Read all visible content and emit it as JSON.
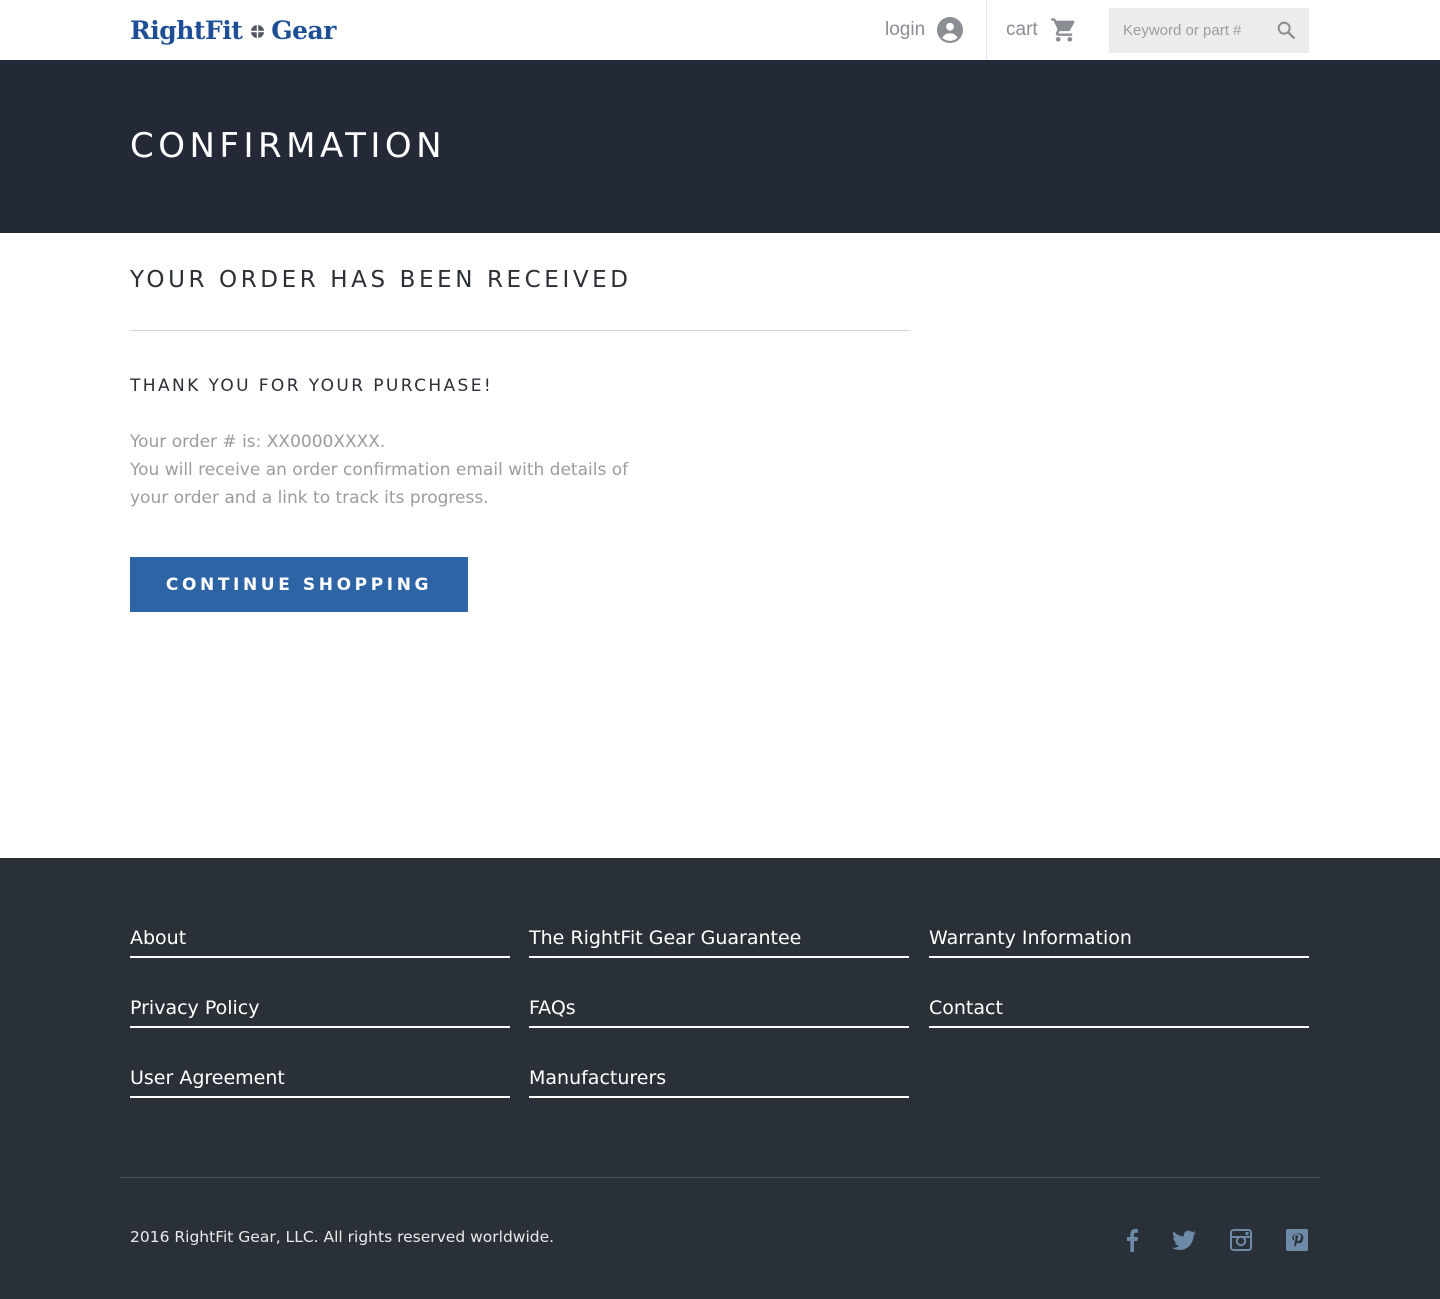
{
  "header": {
    "logo_text_left": "RightFit",
    "logo_text_right": "Gear",
    "login_label": "login",
    "cart_label": "cart",
    "search": {
      "placeholder": "Keyword or part #",
      "value": ""
    }
  },
  "hero": {
    "title": "CONFIRMATION"
  },
  "main": {
    "order_title": "YOUR ORDER HAS BEEN RECEIVED",
    "thanks": "THANK YOU FOR YOUR PURCHASE!",
    "order_number_line": "Your order # is: XX0000XXXX.",
    "email_message": "You will receive an order confirmation email with details of your order and a link to track its progress.",
    "continue_label": "CONTINUE SHOPPING"
  },
  "footer": {
    "links": [
      {
        "label": "About"
      },
      {
        "label": "The RightFit Gear Guarantee"
      },
      {
        "label": "Warranty Information"
      },
      {
        "label": "Privacy Policy"
      },
      {
        "label": "FAQs"
      },
      {
        "label": "Contact"
      },
      {
        "label": "User Agreement"
      },
      {
        "label": "Manufacturers"
      }
    ],
    "copyright": "2016 RightFit Gear, LLC. All rights reserved worldwide.",
    "social_icons": [
      "facebook-icon",
      "twitter-icon",
      "instagram-icon",
      "pinterest-icon"
    ]
  },
  "colors": {
    "brand_blue": "#1e4f96",
    "hero_bg": "#232937",
    "button_bg": "#2d64a5",
    "footer_bg": "#2a3038",
    "social_icon": "#6d8aa8"
  }
}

§ The task
Pictures are excluded; repeat every record exactly.

§ Answer to the task
Read all visible content and emit it as JSON.
{
  "header": {
    "logo_text_left": "RightFit",
    "logo_text_right": "Gear",
    "login_label": "login",
    "cart_label": "cart",
    "search": {
      "placeholder": "Keyword or part #",
      "value": ""
    }
  },
  "hero": {
    "title": "CONFIRMATION"
  },
  "main": {
    "order_title": "YOUR ORDER HAS BEEN RECEIVED",
    "thanks": "THANK YOU FOR YOUR PURCHASE!",
    "order_number_line": "Your order # is: XX0000XXXX.",
    "email_message": "You will receive an order confirmation email with details of your order and a link to track its progress.",
    "continue_label": "CONTINUE SHOPPING"
  },
  "footer": {
    "links": [
      {
        "label": "About"
      },
      {
        "label": "The RightFit Gear Guarantee"
      },
      {
        "label": "Warranty Information"
      },
      {
        "label": "Privacy Policy"
      },
      {
        "label": "FAQs"
      },
      {
        "label": "Contact"
      },
      {
        "label": "User Agreement"
      },
      {
        "label": "Manufacturers"
      }
    ],
    "copyright": "2016 RightFit Gear, LLC. All rights reserved worldwide.",
    "social_icons": [
      "facebook-icon",
      "twitter-icon",
      "instagram-icon",
      "pinterest-icon"
    ]
  },
  "colors": {
    "brand_blue": "#1e4f96",
    "hero_bg": "#232937",
    "button_bg": "#2d64a5",
    "footer_bg": "#2a3038",
    "social_icon": "#6d8aa8"
  }
}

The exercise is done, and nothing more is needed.